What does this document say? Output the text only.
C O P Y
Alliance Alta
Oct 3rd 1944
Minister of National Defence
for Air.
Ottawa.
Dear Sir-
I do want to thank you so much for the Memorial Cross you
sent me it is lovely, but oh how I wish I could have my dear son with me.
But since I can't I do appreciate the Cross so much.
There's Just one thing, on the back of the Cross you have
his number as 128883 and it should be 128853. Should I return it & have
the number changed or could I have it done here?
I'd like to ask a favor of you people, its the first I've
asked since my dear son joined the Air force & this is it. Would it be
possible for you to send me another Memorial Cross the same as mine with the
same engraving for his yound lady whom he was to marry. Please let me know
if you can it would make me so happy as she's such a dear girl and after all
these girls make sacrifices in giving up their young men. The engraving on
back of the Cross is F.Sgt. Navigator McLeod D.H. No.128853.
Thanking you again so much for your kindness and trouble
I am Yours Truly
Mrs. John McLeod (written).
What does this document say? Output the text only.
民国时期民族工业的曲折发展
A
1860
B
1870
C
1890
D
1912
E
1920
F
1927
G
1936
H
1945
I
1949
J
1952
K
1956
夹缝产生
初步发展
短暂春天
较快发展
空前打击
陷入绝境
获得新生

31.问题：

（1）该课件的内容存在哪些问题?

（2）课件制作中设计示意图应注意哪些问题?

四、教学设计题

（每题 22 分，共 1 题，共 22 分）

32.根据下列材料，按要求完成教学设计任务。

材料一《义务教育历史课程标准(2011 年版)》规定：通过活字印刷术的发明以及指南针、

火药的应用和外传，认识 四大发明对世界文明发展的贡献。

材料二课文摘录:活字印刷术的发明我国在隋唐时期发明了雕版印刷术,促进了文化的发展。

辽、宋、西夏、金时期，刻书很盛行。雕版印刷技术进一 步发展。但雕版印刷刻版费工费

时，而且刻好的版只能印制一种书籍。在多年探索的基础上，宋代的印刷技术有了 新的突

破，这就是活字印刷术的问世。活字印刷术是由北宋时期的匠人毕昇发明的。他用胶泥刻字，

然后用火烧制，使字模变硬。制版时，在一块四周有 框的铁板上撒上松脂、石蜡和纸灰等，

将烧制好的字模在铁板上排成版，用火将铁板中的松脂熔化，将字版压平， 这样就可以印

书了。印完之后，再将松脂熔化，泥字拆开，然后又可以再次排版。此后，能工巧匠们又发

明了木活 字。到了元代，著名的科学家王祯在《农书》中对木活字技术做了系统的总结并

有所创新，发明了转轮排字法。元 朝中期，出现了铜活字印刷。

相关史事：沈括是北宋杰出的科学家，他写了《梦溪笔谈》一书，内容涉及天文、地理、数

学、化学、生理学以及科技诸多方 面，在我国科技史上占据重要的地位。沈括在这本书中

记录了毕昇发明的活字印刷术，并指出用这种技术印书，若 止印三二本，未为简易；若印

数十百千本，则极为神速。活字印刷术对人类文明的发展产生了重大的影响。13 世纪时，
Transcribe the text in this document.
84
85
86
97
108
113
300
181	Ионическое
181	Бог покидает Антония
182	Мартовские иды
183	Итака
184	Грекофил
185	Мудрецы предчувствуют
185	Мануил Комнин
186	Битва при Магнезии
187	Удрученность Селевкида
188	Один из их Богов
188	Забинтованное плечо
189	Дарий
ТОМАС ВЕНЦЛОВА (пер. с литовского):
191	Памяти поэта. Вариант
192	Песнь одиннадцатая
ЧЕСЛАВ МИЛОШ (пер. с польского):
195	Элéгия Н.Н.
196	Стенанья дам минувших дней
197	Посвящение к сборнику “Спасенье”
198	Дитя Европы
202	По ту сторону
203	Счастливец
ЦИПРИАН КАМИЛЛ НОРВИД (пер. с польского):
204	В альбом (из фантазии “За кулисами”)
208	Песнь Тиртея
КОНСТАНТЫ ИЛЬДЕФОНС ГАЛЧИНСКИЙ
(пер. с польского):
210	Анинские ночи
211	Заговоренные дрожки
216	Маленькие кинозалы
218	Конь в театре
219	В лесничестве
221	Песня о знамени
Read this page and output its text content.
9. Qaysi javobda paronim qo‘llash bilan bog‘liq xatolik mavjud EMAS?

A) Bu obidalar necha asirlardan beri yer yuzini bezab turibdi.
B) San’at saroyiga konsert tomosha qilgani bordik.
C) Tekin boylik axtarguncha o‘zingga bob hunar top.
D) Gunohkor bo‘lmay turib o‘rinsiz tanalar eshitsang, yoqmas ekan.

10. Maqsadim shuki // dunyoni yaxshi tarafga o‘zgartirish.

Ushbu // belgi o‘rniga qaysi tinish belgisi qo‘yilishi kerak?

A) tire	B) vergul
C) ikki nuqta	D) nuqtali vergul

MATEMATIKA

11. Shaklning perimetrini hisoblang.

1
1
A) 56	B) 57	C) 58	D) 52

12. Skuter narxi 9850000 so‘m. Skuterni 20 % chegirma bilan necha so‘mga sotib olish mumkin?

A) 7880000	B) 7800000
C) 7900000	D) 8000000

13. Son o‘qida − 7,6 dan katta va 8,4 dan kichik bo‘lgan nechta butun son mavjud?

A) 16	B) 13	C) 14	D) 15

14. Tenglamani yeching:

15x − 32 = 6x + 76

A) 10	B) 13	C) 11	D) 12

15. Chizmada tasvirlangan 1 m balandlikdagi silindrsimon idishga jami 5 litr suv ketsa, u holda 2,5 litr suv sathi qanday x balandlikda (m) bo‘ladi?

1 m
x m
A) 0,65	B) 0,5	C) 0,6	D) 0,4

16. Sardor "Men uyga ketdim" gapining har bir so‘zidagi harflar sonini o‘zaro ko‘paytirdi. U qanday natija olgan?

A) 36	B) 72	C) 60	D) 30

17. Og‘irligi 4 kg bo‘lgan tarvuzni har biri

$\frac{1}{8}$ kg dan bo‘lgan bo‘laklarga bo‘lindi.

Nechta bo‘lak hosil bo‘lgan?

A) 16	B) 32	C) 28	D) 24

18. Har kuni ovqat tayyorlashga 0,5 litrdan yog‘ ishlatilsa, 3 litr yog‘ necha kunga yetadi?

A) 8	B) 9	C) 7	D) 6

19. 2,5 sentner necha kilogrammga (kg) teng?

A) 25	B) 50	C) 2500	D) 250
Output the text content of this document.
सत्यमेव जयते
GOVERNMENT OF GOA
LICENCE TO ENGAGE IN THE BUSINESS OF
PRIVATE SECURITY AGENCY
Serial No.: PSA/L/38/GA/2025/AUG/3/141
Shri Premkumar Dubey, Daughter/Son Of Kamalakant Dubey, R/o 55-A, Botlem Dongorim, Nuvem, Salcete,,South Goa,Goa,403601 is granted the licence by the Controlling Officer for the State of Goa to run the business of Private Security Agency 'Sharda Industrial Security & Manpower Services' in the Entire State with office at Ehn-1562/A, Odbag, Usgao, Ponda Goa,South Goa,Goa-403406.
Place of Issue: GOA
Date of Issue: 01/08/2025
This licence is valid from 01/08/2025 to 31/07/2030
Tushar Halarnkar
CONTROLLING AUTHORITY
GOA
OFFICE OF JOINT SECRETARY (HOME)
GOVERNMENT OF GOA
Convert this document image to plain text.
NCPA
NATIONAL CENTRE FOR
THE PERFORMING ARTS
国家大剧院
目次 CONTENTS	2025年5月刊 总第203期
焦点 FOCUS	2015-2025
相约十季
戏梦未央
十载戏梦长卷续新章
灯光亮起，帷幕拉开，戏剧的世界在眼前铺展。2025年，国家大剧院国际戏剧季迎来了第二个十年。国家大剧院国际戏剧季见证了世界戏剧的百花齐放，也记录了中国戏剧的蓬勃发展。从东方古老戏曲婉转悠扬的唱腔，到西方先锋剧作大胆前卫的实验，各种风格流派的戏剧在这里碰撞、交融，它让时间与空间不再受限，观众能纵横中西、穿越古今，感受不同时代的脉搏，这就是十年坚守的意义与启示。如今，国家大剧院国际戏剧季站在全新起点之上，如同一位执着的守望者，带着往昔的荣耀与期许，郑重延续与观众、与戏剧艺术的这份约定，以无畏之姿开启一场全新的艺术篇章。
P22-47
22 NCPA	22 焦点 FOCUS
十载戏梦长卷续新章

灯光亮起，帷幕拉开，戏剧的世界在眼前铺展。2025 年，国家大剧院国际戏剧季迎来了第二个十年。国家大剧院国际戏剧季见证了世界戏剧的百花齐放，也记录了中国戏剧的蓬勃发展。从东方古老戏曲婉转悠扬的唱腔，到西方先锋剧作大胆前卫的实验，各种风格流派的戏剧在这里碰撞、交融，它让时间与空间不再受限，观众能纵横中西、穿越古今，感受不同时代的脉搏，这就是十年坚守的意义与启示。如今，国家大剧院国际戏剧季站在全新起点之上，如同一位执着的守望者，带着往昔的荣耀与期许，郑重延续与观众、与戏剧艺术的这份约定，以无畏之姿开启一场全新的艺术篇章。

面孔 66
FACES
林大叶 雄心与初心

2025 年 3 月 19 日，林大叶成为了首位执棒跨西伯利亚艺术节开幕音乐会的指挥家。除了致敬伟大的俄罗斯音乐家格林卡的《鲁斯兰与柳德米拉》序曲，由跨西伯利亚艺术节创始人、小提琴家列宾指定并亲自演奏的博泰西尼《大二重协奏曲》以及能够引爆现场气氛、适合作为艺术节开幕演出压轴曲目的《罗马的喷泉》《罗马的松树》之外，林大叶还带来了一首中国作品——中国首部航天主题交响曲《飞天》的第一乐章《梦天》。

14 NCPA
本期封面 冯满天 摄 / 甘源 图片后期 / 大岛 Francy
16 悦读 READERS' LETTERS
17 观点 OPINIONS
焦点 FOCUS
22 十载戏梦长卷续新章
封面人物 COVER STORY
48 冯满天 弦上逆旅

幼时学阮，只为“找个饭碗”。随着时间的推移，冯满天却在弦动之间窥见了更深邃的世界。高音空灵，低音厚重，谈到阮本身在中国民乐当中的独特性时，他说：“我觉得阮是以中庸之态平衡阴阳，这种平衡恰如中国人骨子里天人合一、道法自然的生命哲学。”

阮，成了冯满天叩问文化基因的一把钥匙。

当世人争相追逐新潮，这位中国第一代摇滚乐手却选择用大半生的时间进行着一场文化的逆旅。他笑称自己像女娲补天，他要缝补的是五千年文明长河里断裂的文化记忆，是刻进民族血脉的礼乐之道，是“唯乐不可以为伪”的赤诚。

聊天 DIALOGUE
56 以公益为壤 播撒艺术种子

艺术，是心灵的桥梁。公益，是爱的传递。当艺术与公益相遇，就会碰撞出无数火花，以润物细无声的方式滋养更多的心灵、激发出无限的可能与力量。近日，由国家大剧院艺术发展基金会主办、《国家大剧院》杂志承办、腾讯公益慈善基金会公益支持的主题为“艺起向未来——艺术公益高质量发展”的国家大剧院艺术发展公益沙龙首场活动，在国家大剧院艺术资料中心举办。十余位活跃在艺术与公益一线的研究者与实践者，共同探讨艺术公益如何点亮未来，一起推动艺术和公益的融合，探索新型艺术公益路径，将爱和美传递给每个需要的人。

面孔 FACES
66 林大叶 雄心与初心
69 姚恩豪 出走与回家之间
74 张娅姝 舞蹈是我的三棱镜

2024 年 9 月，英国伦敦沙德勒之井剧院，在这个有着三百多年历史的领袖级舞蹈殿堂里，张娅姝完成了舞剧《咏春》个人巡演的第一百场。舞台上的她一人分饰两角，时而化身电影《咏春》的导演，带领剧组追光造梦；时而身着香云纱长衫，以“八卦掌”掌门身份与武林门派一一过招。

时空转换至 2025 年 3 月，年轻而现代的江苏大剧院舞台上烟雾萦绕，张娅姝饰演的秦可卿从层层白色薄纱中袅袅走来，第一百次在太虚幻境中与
━━━━━━
Select every line in the records above that contains the word "Песнь".

* [Reply]
192	Песнь одиннадцатая
208	Песнь Тиртея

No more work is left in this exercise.